**What you have to do:** Transcribe the material in full. Nothing should differ except that the pictures are left out.

**Listed entries:**
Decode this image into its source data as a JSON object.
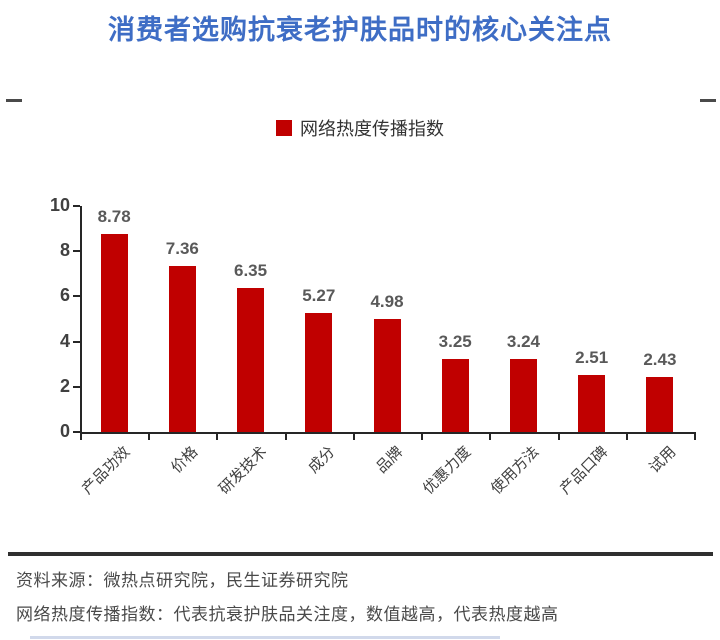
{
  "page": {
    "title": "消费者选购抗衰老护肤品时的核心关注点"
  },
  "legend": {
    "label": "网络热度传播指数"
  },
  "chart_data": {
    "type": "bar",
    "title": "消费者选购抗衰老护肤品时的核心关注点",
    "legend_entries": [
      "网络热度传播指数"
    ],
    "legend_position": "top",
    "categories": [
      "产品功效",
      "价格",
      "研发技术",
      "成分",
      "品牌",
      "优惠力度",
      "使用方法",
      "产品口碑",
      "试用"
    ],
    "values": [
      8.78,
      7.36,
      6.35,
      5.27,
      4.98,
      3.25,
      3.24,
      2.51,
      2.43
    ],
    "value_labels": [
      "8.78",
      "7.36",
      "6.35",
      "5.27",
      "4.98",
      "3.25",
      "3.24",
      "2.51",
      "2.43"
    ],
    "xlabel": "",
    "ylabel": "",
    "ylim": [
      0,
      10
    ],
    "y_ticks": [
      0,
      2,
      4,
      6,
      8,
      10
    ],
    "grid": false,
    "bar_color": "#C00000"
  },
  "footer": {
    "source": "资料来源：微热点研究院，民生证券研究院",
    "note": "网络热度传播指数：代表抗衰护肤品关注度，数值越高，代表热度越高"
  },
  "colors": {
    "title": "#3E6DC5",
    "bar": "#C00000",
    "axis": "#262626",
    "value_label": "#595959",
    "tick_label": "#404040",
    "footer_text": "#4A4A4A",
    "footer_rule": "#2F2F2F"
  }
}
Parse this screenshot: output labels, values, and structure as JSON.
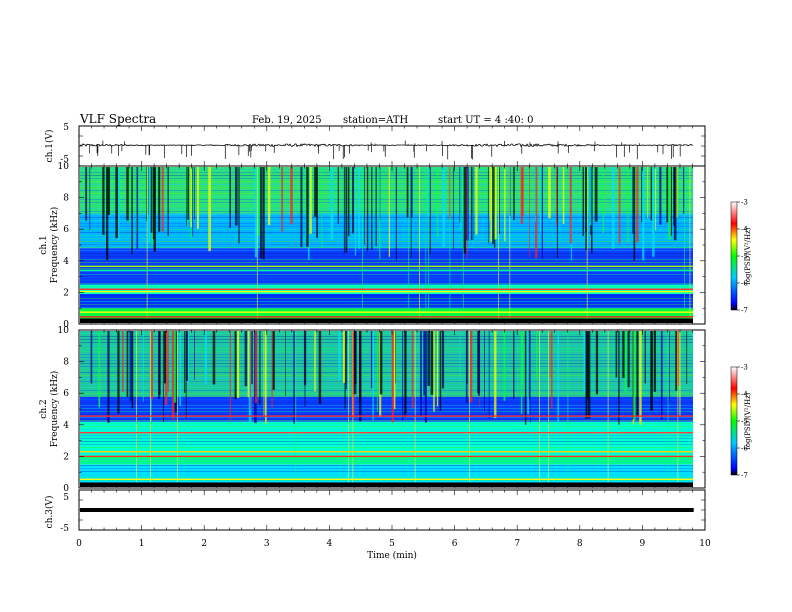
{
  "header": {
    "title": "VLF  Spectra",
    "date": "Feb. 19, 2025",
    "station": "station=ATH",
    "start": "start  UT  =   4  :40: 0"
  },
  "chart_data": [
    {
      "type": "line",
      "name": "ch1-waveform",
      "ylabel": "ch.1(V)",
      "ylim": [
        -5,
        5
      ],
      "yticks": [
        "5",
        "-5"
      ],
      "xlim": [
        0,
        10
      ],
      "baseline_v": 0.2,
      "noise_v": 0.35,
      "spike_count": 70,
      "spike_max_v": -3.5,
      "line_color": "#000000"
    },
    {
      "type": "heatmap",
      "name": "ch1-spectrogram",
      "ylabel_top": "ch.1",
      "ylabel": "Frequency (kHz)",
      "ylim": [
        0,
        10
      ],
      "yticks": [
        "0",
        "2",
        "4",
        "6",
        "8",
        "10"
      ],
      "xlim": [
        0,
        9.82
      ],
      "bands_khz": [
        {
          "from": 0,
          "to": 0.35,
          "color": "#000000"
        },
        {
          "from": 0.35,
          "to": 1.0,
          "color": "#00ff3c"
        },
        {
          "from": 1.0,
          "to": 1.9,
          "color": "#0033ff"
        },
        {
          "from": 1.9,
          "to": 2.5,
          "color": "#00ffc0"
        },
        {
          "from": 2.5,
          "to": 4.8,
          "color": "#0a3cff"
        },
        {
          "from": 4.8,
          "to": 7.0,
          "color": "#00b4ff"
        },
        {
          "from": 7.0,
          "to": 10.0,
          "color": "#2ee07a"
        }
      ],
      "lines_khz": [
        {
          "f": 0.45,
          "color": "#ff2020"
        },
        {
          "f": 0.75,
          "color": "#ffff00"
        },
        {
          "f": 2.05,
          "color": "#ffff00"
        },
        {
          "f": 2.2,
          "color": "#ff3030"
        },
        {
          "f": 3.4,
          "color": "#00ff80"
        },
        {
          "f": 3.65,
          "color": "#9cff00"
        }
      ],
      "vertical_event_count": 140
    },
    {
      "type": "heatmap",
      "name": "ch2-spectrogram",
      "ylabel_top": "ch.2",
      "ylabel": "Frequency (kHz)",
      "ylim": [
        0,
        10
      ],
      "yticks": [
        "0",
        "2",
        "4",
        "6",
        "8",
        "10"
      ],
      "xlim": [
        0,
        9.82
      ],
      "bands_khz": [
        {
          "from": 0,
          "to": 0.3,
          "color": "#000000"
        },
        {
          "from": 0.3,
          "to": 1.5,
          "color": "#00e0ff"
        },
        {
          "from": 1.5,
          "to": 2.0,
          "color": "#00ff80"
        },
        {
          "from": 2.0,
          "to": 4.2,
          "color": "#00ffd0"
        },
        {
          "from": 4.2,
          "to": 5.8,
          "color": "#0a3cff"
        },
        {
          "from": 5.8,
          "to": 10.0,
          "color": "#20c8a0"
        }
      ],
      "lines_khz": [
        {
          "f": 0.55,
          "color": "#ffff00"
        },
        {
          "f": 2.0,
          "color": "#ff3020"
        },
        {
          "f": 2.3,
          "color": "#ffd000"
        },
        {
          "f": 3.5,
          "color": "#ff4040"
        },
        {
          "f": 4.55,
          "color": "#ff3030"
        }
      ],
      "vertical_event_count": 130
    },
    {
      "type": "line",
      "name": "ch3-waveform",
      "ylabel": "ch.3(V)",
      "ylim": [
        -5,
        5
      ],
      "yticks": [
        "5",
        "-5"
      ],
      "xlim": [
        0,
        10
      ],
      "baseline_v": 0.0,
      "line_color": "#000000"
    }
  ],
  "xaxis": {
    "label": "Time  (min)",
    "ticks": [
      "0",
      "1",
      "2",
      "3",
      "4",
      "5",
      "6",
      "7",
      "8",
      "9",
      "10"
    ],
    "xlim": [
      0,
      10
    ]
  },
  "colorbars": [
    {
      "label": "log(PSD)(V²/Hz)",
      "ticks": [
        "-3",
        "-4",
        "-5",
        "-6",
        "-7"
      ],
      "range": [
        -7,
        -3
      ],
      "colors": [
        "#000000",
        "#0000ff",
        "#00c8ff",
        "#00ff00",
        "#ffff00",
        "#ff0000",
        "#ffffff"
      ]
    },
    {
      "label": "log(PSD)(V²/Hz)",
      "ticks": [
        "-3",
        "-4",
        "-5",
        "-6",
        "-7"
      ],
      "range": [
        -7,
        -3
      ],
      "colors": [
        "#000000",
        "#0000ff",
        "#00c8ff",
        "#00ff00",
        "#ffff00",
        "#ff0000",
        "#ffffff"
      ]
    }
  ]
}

**Complete response:**
Decode this image into its source data as a JSON object.
{
  "page": {
    "title": "消费者选购抗衰老护肤品时的核心关注点"
  },
  "legend": {
    "label": "网络热度传播指数"
  },
  "chart_data": {
    "type": "bar",
    "title": "消费者选购抗衰老护肤品时的核心关注点",
    "legend_entries": [
      "网络热度传播指数"
    ],
    "legend_position": "top",
    "categories": [
      "产品功效",
      "价格",
      "研发技术",
      "成分",
      "品牌",
      "优惠力度",
      "使用方法",
      "产品口碑",
      "试用"
    ],
    "values": [
      8.78,
      7.36,
      6.35,
      5.27,
      4.98,
      3.25,
      3.24,
      2.51,
      2.43
    ],
    "value_labels": [
      "8.78",
      "7.36",
      "6.35",
      "5.27",
      "4.98",
      "3.25",
      "3.24",
      "2.51",
      "2.43"
    ],
    "xlabel": "",
    "ylabel": "",
    "ylim": [
      0,
      10
    ],
    "y_ticks": [
      0,
      2,
      4,
      6,
      8,
      10
    ],
    "grid": false,
    "bar_color": "#C00000"
  },
  "footer": {
    "source": "资料来源：微热点研究院，民生证券研究院",
    "note": "网络热度传播指数：代表抗衰护肤品关注度，数值越高，代表热度越高"
  },
  "colors": {
    "title": "#3E6DC5",
    "bar": "#C00000",
    "axis": "#262626",
    "value_label": "#595959",
    "tick_label": "#404040",
    "footer_text": "#4A4A4A",
    "footer_rule": "#2F2F2F"
  }
}
Parse this screenshot: output labels, values, and structure as JSON.
{
  "header": {
    "title": "VLF  Spectra",
    "date": "Feb. 19, 2025",
    "station": "station=ATH",
    "start": "start  UT  =   4  :40: 0"
  },
  "chart_data": [
    {
      "type": "line",
      "name": "ch1-waveform",
      "ylabel": "ch.1(V)",
      "ylim": [
        -5,
        5
      ],
      "yticks": [
        "5",
        "-5"
      ],
      "xlim": [
        0,
        10
      ],
      "baseline_v": 0.2,
      "noise_v": 0.35,
      "spike_count": 70,
      "spike_max_v": -3.5,
      "line_color": "#000000"
    },
    {
      "type": "heatmap",
      "name": "ch1-spectrogram",
      "ylabel_top": "ch.1",
      "ylabel": "Frequency (kHz)",
      "ylim": [
        0,
        10
      ],
      "yticks": [
        "0",
        "2",
        "4",
        "6",
        "8",
        "10"
      ],
      "xlim": [
        0,
        9.82
      ],
      "bands_khz": [
        {
          "from": 0,
          "to": 0.35,
          "color": "#000000"
        },
        {
          "from": 0.35,
          "to": 1.0,
          "color": "#00ff3c"
        },
        {
          "from": 1.0,
          "to": 1.9,
          "color": "#0033ff"
        },
        {
          "from": 1.9,
          "to": 2.5,
          "color": "#00ffc0"
        },
        {
          "from": 2.5,
          "to": 4.8,
          "color": "#0a3cff"
        },
        {
          "from": 4.8,
          "to": 7.0,
          "color": "#00b4ff"
        },
        {
          "from": 7.0,
          "to": 10.0,
          "color": "#2ee07a"
        }
      ],
      "lines_khz": [
        {
          "f": 0.45,
          "color": "#ff2020"
        },
        {
          "f": 0.75,
          "color": "#ffff00"
        },
        {
          "f": 2.05,
          "color": "#ffff00"
        },
        {
          "f": 2.2,
          "color": "#ff3030"
        },
        {
          "f": 3.4,
          "color": "#00ff80"
        },
        {
          "f": 3.65,
          "color": "#9cff00"
        }
      ],
      "vertical_event_count": 140
    },
    {
      "type": "heatmap",
      "name": "ch2-spectrogram",
      "ylabel_top": "ch.2",
      "ylabel": "Frequency (kHz)",
      "ylim": [
        0,
        10
      ],
      "yticks": [
        "0",
        "2",
        "4",
        "6",
        "8",
        "10"
      ],
      "xlim": [
        0,
        9.82
      ],
      "bands_khz": [
        {
          "from": 0,
          "to": 0.3,
          "color": "#000000"
        },
        {
          "from": 0.3,
          "to": 1.5,
          "color": "#00e0ff"
        },
        {
          "from": 1.5,
          "to": 2.0,
          "color": "#00ff80"
        },
        {
          "from": 2.0,
          "to": 4.2,
          "color": "#00ffd0"
        },
        {
          "from": 4.2,
          "to": 5.8,
          "color": "#0a3cff"
        },
        {
          "from": 5.8,
          "to": 10.0,
          "color": "#20c8a0"
        }
      ],
      "lines_khz": [
        {
          "f": 0.55,
          "color": "#ffff00"
        },
        {
          "f": 2.0,
          "color": "#ff3020"
        },
        {
          "f": 2.3,
          "color": "#ffd000"
        },
        {
          "f": 3.5,
          "color": "#ff4040"
        },
        {
          "f": 4.55,
          "color": "#ff3030"
        }
      ],
      "vertical_event_count": 130
    },
    {
      "type": "line",
      "name": "ch3-waveform",
      "ylabel": "ch.3(V)",
      "ylim": [
        -5,
        5
      ],
      "yticks": [
        "5",
        "-5"
      ],
      "xlim": [
        0,
        10
      ],
      "baseline_v": 0.0,
      "line_color": "#000000"
    }
  ],
  "xaxis": {
    "label": "Time  (min)",
    "ticks": [
      "0",
      "1",
      "2",
      "3",
      "4",
      "5",
      "6",
      "7",
      "8",
      "9",
      "10"
    ],
    "xlim": [
      0,
      10
    ]
  },
  "colorbars": [
    {
      "label": "log(PSD)(V²/Hz)",
      "ticks": [
        "-3",
        "-4",
        "-5",
        "-6",
        "-7"
      ],
      "range": [
        -7,
        -3
      ],
      "colors": [
        "#000000",
        "#0000ff",
        "#00c8ff",
        "#00ff00",
        "#ffff00",
        "#ff0000",
        "#ffffff"
      ]
    },
    {
      "label": "log(PSD)(V²/Hz)",
      "ticks": [
        "-3",
        "-4",
        "-5",
        "-6",
        "-7"
      ],
      "range": [
        -7,
        -3
      ],
      "colors": [
        "#000000",
        "#0000ff",
        "#00c8ff",
        "#00ff00",
        "#ffff00",
        "#ff0000",
        "#ffffff"
      ]
    }
  ]
}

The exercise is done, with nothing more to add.